Figure collection entries:
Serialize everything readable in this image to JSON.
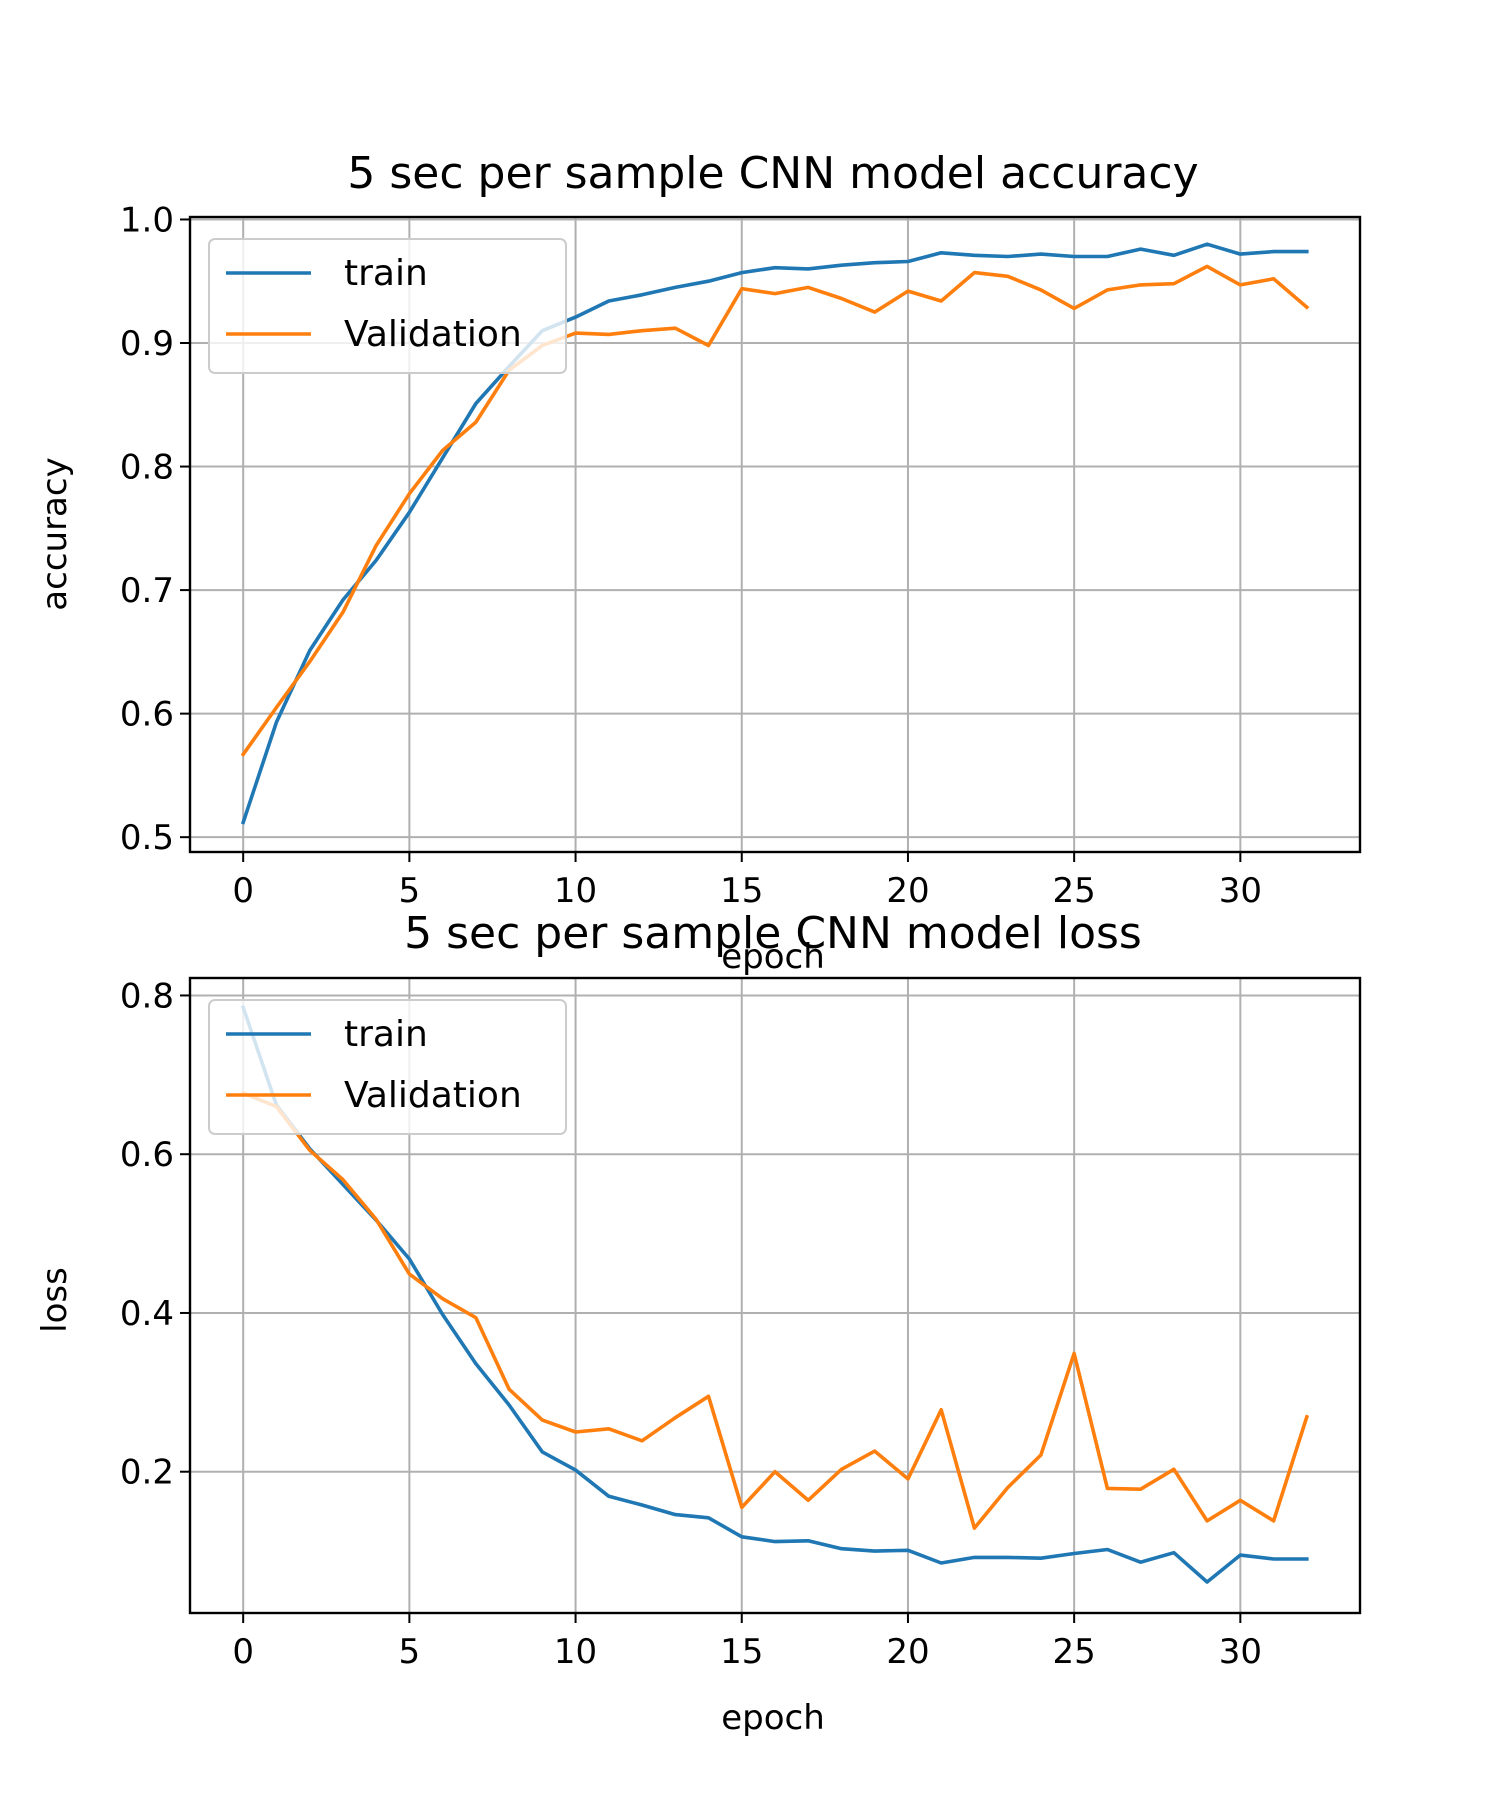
{
  "chart_data": [
    {
      "type": "line",
      "title": "5 sec per sample CNN model accuracy",
      "xlabel": "epoch",
      "ylabel": "accuracy",
      "xlim": [
        -1.6,
        33.6
      ],
      "ylim": [
        0.488,
        1.002
      ],
      "xticks": [
        0,
        5,
        10,
        15,
        20,
        25,
        30
      ],
      "yticks": [
        0.5,
        0.6,
        0.7,
        0.8,
        0.9,
        1.0
      ],
      "ytick_decimals": 1,
      "grid": true,
      "legend_position": "upper left",
      "x": [
        0,
        1,
        2,
        3,
        4,
        5,
        6,
        7,
        8,
        9,
        10,
        11,
        12,
        13,
        14,
        15,
        16,
        17,
        18,
        19,
        20,
        21,
        22,
        23,
        24,
        25,
        26,
        27,
        28,
        29,
        30,
        31,
        32
      ],
      "series": [
        {
          "name": "train",
          "color": "#1f77b4",
          "values": [
            0.512,
            0.593,
            0.651,
            0.692,
            0.724,
            0.763,
            0.807,
            0.851,
            0.881,
            0.91,
            0.921,
            0.934,
            0.939,
            0.945,
            0.95,
            0.957,
            0.961,
            0.96,
            0.963,
            0.965,
            0.966,
            0.973,
            0.971,
            0.97,
            0.972,
            0.97,
            0.97,
            0.976,
            0.971,
            0.98,
            0.972,
            0.974,
            0.974
          ]
        },
        {
          "name": "Validation",
          "color": "#ff7f0e",
          "values": [
            0.567,
            0.605,
            0.642,
            0.682,
            0.736,
            0.778,
            0.813,
            0.836,
            0.878,
            0.898,
            0.908,
            0.907,
            0.91,
            0.912,
            0.898,
            0.944,
            0.94,
            0.945,
            0.936,
            0.925,
            0.942,
            0.934,
            0.957,
            0.954,
            0.943,
            0.928,
            0.943,
            0.947,
            0.948,
            0.962,
            0.947,
            0.952,
            0.929
          ]
        }
      ]
    },
    {
      "type": "line",
      "title": "5 sec per sample CNN model loss",
      "xlabel": "epoch",
      "ylabel": "loss",
      "xlim": [
        -1.6,
        33.6
      ],
      "ylim": [
        0.022,
        0.822
      ],
      "xticks": [
        0,
        5,
        10,
        15,
        20,
        25,
        30
      ],
      "yticks": [
        0.2,
        0.4,
        0.6,
        0.8
      ],
      "ytick_decimals": 1,
      "grid": true,
      "legend_position": "upper left",
      "x": [
        0,
        1,
        2,
        3,
        4,
        5,
        6,
        7,
        8,
        9,
        10,
        11,
        12,
        13,
        14,
        15,
        16,
        17,
        18,
        19,
        20,
        21,
        22,
        23,
        24,
        25,
        26,
        27,
        28,
        29,
        30,
        31,
        32
      ],
      "series": [
        {
          "name": "train",
          "color": "#1f77b4",
          "values": [
            0.785,
            0.662,
            0.607,
            0.562,
            0.517,
            0.468,
            0.398,
            0.336,
            0.284,
            0.225,
            0.202,
            0.169,
            0.158,
            0.146,
            0.142,
            0.118,
            0.112,
            0.113,
            0.103,
            0.1,
            0.101,
            0.085,
            0.092,
            0.092,
            0.091,
            0.097,
            0.102,
            0.086,
            0.098,
            0.061,
            0.095,
            0.09,
            0.09
          ]
        },
        {
          "name": "Validation",
          "color": "#ff7f0e",
          "values": [
            0.677,
            0.66,
            0.605,
            0.568,
            0.518,
            0.449,
            0.418,
            0.394,
            0.304,
            0.265,
            0.25,
            0.254,
            0.239,
            0.268,
            0.295,
            0.155,
            0.2,
            0.164,
            0.203,
            0.226,
            0.191,
            0.278,
            0.129,
            0.18,
            0.221,
            0.349,
            0.179,
            0.178,
            0.203,
            0.138,
            0.164,
            0.138,
            0.269
          ]
        }
      ]
    }
  ]
}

> [Exercise task]: Return the lines of the records that include the string "model".

> [Response to the task]:
      "title": "5 sec per sample CNN model accuracy",
      "title": "5 sec per sample CNN model loss",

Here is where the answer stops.